■ INSTRUCTION:
Reproduce every one of the rows below, unchanged and in full. Leave the pictures out.

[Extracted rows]
------------------------------------------------------------

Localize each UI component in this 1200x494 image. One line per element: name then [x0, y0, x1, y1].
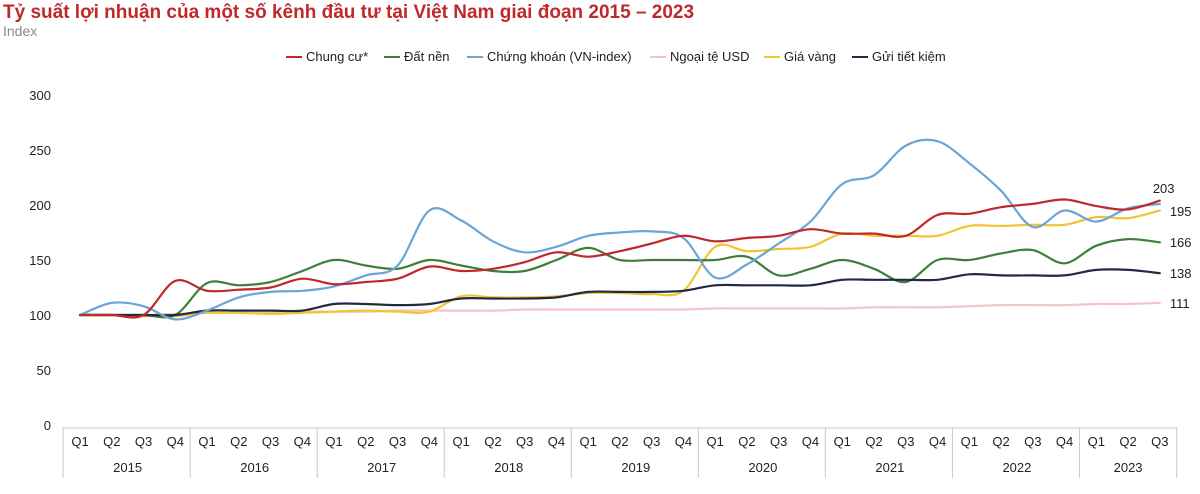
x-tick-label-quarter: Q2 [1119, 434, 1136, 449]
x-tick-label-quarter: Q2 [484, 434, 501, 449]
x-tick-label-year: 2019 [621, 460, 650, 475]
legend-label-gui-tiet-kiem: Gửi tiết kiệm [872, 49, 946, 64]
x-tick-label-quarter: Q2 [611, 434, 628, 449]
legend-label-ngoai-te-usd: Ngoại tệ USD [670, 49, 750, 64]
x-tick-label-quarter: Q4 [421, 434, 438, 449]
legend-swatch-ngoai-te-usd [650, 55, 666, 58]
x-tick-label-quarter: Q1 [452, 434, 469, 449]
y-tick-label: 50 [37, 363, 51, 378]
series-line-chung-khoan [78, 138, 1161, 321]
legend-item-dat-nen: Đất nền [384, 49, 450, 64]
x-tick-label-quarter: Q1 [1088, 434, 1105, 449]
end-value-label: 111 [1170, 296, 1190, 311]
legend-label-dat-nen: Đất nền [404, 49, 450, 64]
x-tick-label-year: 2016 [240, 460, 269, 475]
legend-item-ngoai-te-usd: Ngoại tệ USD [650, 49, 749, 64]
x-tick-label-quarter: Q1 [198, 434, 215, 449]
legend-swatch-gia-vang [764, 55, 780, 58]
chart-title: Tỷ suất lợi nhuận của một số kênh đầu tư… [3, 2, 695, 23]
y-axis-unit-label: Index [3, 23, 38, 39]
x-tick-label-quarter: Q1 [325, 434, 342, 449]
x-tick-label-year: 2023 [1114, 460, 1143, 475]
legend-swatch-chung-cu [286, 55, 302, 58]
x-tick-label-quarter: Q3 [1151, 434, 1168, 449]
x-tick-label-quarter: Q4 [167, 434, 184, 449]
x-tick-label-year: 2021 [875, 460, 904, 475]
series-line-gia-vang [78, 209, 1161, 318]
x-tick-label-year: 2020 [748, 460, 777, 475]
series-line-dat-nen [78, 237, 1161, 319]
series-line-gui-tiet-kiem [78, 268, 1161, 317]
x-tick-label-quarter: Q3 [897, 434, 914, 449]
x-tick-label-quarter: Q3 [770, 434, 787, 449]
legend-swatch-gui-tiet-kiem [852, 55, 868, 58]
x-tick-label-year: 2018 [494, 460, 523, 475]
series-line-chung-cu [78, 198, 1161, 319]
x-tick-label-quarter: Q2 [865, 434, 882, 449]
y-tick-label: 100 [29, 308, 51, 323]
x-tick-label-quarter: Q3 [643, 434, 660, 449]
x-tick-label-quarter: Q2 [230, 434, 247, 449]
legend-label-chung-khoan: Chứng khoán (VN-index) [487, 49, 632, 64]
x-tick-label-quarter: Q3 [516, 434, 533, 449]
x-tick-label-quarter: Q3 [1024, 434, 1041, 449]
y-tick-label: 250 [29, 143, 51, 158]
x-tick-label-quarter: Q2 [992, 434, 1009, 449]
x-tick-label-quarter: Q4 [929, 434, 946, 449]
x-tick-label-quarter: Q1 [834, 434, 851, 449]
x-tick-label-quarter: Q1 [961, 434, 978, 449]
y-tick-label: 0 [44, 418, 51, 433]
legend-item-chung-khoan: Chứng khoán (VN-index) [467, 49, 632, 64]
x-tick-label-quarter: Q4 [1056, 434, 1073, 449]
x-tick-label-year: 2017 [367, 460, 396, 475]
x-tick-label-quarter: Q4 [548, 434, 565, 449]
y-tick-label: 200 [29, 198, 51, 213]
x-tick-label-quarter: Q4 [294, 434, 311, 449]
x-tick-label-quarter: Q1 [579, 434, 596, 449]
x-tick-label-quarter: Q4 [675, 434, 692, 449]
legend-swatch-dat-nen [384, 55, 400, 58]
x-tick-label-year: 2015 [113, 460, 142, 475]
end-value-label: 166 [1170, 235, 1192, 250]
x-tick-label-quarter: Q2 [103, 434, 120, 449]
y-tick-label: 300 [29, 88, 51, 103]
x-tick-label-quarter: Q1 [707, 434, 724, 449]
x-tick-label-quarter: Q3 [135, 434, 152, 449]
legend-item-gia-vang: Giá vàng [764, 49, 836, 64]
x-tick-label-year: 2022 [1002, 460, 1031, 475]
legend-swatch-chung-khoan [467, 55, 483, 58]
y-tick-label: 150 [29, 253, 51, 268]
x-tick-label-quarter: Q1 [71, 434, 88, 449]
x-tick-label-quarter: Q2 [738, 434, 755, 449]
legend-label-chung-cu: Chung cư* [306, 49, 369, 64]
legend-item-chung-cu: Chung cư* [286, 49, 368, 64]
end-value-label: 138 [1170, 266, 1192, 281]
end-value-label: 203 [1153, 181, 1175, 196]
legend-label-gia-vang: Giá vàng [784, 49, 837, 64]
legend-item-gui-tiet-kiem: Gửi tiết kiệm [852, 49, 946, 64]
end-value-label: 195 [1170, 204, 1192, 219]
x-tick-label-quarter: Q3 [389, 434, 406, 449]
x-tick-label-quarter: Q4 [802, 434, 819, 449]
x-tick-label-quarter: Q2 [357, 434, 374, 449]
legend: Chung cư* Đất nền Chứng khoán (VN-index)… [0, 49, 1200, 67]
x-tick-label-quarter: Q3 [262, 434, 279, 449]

------------------------------------------------------------

■ ANSWER IN FULL:
Localize each UI component in this 1200x494 image. One line per element: name then [x0, y0, x1, y1].
x-tick-label-quarter: Q2 [1119, 434, 1136, 449]
x-tick-label-quarter: Q2 [484, 434, 501, 449]
x-tick-label-year: 2019 [621, 460, 650, 475]
legend-label-gui-tiet-kiem: Gửi tiết kiệm [872, 49, 946, 64]
x-tick-label-quarter: Q2 [611, 434, 628, 449]
legend-label-ngoai-te-usd: Ngoại tệ USD [670, 49, 750, 64]
x-tick-label-quarter: Q4 [421, 434, 438, 449]
legend-swatch-ngoai-te-usd [650, 55, 666, 58]
x-tick-label-quarter: Q1 [452, 434, 469, 449]
y-tick-label: 50 [37, 363, 51, 378]
series-line-chung-khoan [78, 138, 1161, 321]
legend-item-dat-nen: Đất nền [384, 49, 450, 64]
x-tick-label-quarter: Q1 [1088, 434, 1105, 449]
end-value-label: 111 [1170, 296, 1190, 311]
legend-label-dat-nen: Đất nền [404, 49, 450, 64]
x-tick-label-year: 2016 [240, 460, 269, 475]
legend-item-ngoai-te-usd: Ngoại tệ USD [650, 49, 749, 64]
x-tick-label-quarter: Q1 [198, 434, 215, 449]
legend-swatch-gia-vang [764, 55, 780, 58]
chart-title: Tỷ suất lợi nhuận của một số kênh đầu tư… [3, 2, 695, 23]
y-axis-unit-label: Index [3, 23, 38, 39]
x-tick-label-quarter: Q1 [325, 434, 342, 449]
x-tick-label-year: 2023 [1114, 460, 1143, 475]
legend-swatch-chung-cu [286, 55, 302, 58]
x-tick-label-quarter: Q3 [1151, 434, 1168, 449]
x-tick-label-quarter: Q4 [167, 434, 184, 449]
x-tick-label-year: 2021 [875, 460, 904, 475]
series-line-gia-vang [78, 209, 1161, 318]
x-tick-label-year: 2020 [748, 460, 777, 475]
series-line-dat-nen [78, 237, 1161, 319]
series-line-gui-tiet-kiem [78, 268, 1161, 317]
x-tick-label-quarter: Q3 [897, 434, 914, 449]
x-tick-label-quarter: Q3 [770, 434, 787, 449]
legend-swatch-gui-tiet-kiem [852, 55, 868, 58]
x-tick-label-year: 2018 [494, 460, 523, 475]
series-line-chung-cu [78, 198, 1161, 319]
x-tick-label-quarter: Q2 [865, 434, 882, 449]
y-tick-label: 100 [29, 308, 51, 323]
x-tick-label-quarter: Q3 [643, 434, 660, 449]
x-tick-label-quarter: Q2 [230, 434, 247, 449]
legend-label-chung-khoan: Chứng khoán (VN-index) [487, 49, 632, 64]
x-tick-label-quarter: Q3 [516, 434, 533, 449]
x-tick-label-quarter: Q3 [1024, 434, 1041, 449]
y-tick-label: 250 [29, 143, 51, 158]
x-tick-label-quarter: Q2 [992, 434, 1009, 449]
x-tick-label-quarter: Q4 [929, 434, 946, 449]
x-tick-label-quarter: Q1 [834, 434, 851, 449]
x-tick-label-quarter: Q1 [961, 434, 978, 449]
y-tick-label: 0 [44, 418, 51, 433]
legend-item-chung-khoan: Chứng khoán (VN-index) [467, 49, 632, 64]
x-tick-label-quarter: Q4 [1056, 434, 1073, 449]
x-tick-label-year: 2017 [367, 460, 396, 475]
x-tick-label-quarter: Q4 [548, 434, 565, 449]
y-tick-label: 200 [29, 198, 51, 213]
x-tick-label-quarter: Q4 [294, 434, 311, 449]
x-tick-label-quarter: Q1 [579, 434, 596, 449]
x-tick-label-quarter: Q4 [675, 434, 692, 449]
legend-swatch-dat-nen [384, 55, 400, 58]
x-tick-label-year: 2015 [113, 460, 142, 475]
end-value-label: 166 [1170, 235, 1192, 250]
x-tick-label-quarter: Q2 [103, 434, 120, 449]
y-tick-label: 300 [29, 88, 51, 103]
x-tick-label-quarter: Q1 [707, 434, 724, 449]
x-tick-label-quarter: Q3 [135, 434, 152, 449]
legend-item-gia-vang: Giá vàng [764, 49, 836, 64]
x-tick-label-year: 2022 [1002, 460, 1031, 475]
legend-swatch-chung-khoan [467, 55, 483, 58]
y-tick-label: 150 [29, 253, 51, 268]
x-tick-label-quarter: Q1 [71, 434, 88, 449]
x-tick-label-quarter: Q2 [738, 434, 755, 449]
legend-label-chung-cu: Chung cư* [306, 49, 369, 64]
legend-item-chung-cu: Chung cư* [286, 49, 368, 64]
end-value-label: 138 [1170, 266, 1192, 281]
end-value-label: 203 [1153, 181, 1175, 196]
legend-label-gia-vang: Giá vàng [784, 49, 837, 64]
legend-item-gui-tiet-kiem: Gửi tiết kiệm [852, 49, 946, 64]
end-value-label: 195 [1170, 204, 1192, 219]
x-tick-label-quarter: Q3 [389, 434, 406, 449]
x-tick-label-quarter: Q4 [802, 434, 819, 449]
x-tick-label-quarter: Q2 [357, 434, 374, 449]
legend: Chung cư* Đất nền Chứng khoán (VN-index)… [0, 49, 1200, 67]
x-tick-label-quarter: Q3 [262, 434, 279, 449]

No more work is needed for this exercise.